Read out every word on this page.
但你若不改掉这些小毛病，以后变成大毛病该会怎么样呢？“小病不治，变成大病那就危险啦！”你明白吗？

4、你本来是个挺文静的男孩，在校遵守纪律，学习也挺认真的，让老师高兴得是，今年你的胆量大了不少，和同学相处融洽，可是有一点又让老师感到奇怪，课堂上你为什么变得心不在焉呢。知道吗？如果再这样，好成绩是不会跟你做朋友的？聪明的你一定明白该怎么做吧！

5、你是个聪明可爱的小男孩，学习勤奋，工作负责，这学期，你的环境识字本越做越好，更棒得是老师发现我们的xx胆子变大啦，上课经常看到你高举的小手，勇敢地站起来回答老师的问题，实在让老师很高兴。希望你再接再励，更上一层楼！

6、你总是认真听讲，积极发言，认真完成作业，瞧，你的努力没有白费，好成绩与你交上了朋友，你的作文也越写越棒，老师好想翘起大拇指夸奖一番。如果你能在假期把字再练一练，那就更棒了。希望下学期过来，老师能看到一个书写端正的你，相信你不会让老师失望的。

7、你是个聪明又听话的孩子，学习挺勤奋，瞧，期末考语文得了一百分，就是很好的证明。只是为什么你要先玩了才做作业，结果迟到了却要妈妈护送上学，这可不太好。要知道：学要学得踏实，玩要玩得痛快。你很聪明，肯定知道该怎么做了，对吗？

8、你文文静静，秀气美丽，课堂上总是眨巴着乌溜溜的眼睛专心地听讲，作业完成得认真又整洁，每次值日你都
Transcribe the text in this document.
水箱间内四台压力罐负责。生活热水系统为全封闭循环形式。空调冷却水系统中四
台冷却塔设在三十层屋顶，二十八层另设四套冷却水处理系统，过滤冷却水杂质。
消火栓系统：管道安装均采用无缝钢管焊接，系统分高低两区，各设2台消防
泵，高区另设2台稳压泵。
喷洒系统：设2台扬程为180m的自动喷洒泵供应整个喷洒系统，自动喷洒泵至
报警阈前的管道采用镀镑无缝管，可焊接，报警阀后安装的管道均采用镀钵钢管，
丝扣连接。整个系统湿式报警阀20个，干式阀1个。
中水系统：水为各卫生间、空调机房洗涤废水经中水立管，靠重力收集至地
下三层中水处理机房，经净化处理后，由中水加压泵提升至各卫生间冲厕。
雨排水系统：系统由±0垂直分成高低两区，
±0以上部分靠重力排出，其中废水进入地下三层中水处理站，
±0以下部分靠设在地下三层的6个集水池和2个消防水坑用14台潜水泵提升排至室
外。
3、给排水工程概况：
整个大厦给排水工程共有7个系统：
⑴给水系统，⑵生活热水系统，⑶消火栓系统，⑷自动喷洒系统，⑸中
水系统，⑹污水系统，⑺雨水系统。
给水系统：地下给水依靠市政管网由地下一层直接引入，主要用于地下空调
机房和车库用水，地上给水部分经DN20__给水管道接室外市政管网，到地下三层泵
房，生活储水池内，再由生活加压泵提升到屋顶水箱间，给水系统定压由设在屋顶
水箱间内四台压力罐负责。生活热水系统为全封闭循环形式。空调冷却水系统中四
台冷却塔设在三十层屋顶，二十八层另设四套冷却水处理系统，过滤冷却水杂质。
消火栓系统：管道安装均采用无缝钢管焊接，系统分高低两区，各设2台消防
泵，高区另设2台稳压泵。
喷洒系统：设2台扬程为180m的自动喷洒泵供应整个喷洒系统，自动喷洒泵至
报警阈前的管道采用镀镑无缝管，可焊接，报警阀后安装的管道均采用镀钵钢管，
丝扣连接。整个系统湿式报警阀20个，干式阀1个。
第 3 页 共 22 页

--------------------------------------------------

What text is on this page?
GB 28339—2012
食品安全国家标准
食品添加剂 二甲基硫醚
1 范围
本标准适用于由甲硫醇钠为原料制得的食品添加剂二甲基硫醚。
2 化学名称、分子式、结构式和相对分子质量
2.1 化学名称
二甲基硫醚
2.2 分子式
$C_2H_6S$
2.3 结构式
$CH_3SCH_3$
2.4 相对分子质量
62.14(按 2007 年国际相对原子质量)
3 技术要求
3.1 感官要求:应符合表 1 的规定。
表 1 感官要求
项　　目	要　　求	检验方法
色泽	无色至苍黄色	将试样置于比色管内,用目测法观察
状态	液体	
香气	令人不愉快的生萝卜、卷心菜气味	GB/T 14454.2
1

--------------------------------------------------

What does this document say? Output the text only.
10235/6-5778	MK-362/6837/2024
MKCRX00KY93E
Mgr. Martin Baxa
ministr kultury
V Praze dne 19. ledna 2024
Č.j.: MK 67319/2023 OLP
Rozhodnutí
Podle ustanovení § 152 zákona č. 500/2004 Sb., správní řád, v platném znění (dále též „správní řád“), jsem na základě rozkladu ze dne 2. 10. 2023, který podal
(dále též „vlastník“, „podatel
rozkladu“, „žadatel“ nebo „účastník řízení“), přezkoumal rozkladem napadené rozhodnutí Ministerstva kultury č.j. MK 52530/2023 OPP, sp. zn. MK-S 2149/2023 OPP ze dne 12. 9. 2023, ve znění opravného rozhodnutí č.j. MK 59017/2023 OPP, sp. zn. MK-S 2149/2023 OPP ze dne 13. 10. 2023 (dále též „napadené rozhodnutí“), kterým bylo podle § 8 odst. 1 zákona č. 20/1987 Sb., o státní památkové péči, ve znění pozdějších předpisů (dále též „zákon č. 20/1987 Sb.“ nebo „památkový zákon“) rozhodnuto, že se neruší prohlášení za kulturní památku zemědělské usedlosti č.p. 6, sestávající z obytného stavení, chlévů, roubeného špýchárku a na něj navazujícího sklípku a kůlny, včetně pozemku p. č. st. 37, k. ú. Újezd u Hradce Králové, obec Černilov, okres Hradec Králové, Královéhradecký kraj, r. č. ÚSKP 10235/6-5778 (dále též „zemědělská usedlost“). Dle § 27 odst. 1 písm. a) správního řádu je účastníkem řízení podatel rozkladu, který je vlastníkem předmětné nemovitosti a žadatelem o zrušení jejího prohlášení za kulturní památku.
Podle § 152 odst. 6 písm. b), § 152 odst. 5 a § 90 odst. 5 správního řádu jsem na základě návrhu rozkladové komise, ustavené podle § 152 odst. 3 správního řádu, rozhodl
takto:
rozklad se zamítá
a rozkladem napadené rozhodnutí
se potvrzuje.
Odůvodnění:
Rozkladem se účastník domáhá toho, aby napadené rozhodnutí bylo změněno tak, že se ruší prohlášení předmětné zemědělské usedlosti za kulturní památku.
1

--------------------------------------------------

Return each line in the records that holds the string "What".

What text is on this page?
What does this document say? Output the text only.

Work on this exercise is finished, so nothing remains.